**LISTING**:

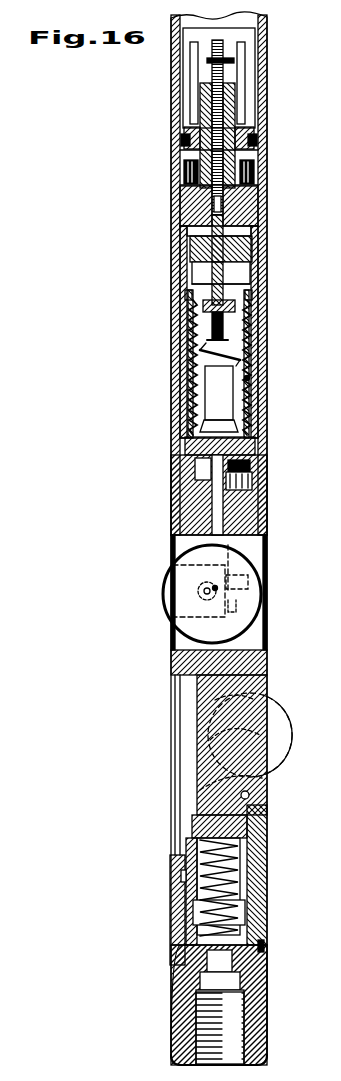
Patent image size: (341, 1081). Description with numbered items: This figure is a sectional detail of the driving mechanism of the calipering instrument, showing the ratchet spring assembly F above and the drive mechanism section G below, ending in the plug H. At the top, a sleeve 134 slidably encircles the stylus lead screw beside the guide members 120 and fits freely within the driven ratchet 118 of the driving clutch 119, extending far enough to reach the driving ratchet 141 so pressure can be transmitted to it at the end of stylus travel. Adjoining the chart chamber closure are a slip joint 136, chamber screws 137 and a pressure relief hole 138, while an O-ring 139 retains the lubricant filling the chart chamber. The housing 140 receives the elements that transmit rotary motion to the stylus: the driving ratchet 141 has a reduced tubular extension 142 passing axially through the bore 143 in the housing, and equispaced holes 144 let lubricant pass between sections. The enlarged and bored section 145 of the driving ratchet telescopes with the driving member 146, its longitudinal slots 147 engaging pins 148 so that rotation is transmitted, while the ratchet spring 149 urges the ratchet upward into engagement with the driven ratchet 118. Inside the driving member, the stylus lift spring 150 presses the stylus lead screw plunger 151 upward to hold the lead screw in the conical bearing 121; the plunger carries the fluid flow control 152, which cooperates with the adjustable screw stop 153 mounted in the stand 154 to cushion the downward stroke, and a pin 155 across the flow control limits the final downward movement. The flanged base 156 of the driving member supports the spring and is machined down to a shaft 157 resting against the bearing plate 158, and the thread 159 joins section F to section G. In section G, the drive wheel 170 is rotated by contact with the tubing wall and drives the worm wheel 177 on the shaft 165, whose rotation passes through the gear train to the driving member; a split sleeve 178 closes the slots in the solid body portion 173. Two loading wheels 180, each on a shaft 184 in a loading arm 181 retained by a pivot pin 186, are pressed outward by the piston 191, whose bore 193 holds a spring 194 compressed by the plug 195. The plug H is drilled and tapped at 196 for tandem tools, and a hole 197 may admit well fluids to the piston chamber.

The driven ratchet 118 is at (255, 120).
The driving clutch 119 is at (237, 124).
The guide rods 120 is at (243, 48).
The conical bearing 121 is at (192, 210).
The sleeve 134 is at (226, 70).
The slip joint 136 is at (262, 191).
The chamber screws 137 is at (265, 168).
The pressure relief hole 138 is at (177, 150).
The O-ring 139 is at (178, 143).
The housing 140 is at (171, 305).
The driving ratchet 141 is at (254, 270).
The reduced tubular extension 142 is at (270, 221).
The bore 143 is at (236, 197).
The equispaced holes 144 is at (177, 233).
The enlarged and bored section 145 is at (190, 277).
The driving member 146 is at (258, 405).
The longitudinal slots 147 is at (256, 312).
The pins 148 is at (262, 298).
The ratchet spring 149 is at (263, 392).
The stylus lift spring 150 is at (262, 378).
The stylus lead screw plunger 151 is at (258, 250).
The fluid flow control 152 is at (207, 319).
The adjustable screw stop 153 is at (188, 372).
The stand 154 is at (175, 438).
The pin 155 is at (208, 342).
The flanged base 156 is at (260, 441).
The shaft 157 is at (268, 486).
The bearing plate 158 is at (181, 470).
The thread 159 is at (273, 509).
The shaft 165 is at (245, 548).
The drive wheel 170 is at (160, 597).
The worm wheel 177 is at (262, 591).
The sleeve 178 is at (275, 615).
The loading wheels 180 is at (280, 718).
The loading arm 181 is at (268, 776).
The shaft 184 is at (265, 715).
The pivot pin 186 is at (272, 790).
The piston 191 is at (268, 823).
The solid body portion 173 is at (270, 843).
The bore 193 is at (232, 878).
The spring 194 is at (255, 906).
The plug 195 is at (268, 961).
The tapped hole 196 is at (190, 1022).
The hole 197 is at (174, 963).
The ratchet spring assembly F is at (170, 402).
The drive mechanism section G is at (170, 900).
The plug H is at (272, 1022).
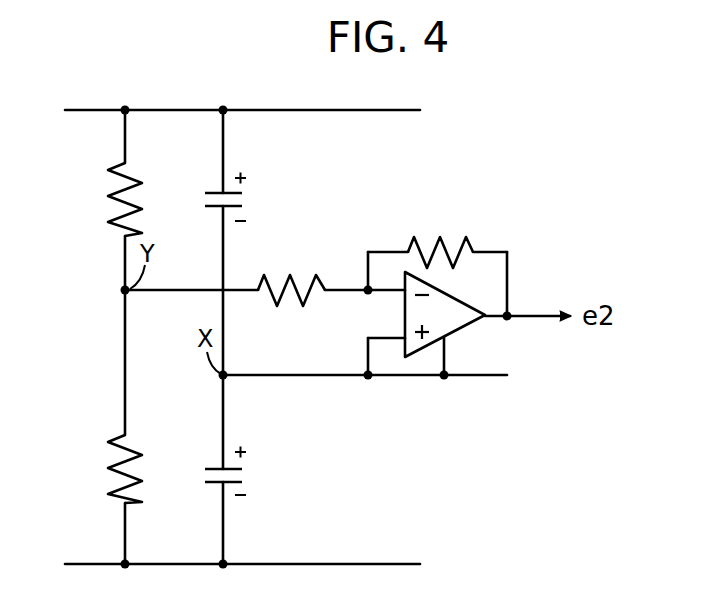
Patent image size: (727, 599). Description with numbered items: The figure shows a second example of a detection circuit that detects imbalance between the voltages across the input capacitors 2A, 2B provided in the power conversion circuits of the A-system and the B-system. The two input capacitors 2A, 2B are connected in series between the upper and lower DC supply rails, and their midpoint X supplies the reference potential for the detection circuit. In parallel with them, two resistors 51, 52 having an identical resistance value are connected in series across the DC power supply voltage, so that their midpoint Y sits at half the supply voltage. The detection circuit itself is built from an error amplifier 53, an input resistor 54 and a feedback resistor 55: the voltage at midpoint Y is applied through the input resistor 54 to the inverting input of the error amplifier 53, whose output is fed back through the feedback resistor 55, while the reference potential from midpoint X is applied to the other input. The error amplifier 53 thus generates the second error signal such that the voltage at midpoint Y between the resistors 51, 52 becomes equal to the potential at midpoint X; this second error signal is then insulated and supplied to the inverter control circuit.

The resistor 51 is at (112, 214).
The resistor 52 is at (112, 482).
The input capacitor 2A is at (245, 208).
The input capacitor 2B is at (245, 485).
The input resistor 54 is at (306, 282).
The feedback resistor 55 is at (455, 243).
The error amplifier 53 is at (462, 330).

**INSTRUCTIONS TO FOLLOW**:
Starting at the row that contains "Patent image size: (727, 599)." and continuing through the last row, give those rows again with "detection circuit" switched to "sensing circuit" and nothing else altered.

**CORRECT OUTPUT**:
Patent image size: (727, 599). Description with numbered items: The figure shows a second example of a sensing circuit that detects imbalance between the voltages across the input capacitors 2A, 2B provided in the power conversion circuits of the A-system and the B-system. The two input capacitors 2A, 2B are connected in series between the upper and lower DC supply rails, and their midpoint X supplies the reference potential for the sensing circuit. In parallel with them, two resistors 51, 52 having an identical resistance value are connected in series across the DC power supply voltage, so that their midpoint Y sits at half the supply voltage. The sensing circuit itself is built from an error amplifier 53, an input resistor 54 and a feedback resistor 55: the voltage at midpoint Y is applied through the input resistor 54 to the inverting input of the error amplifier 53, whose output is fed back through the feedback resistor 55, while the reference potential from midpoint X is applied to the other input. The error amplifier 53 thus generates the second error signal such that the voltage at midpoint Y between the resistors 51, 52 becomes equal to the potential at midpoint X; this second error signal is then insulated and supplied to the inverter control circuit.

The resistor 51 is at (112, 214).
The resistor 52 is at (112, 482).
The input capacitor 2A is at (245, 208).
The input capacitor 2B is at (245, 485).
The input resistor 54 is at (306, 282).
The feedback resistor 55 is at (455, 243).
The error amplifier 53 is at (462, 330).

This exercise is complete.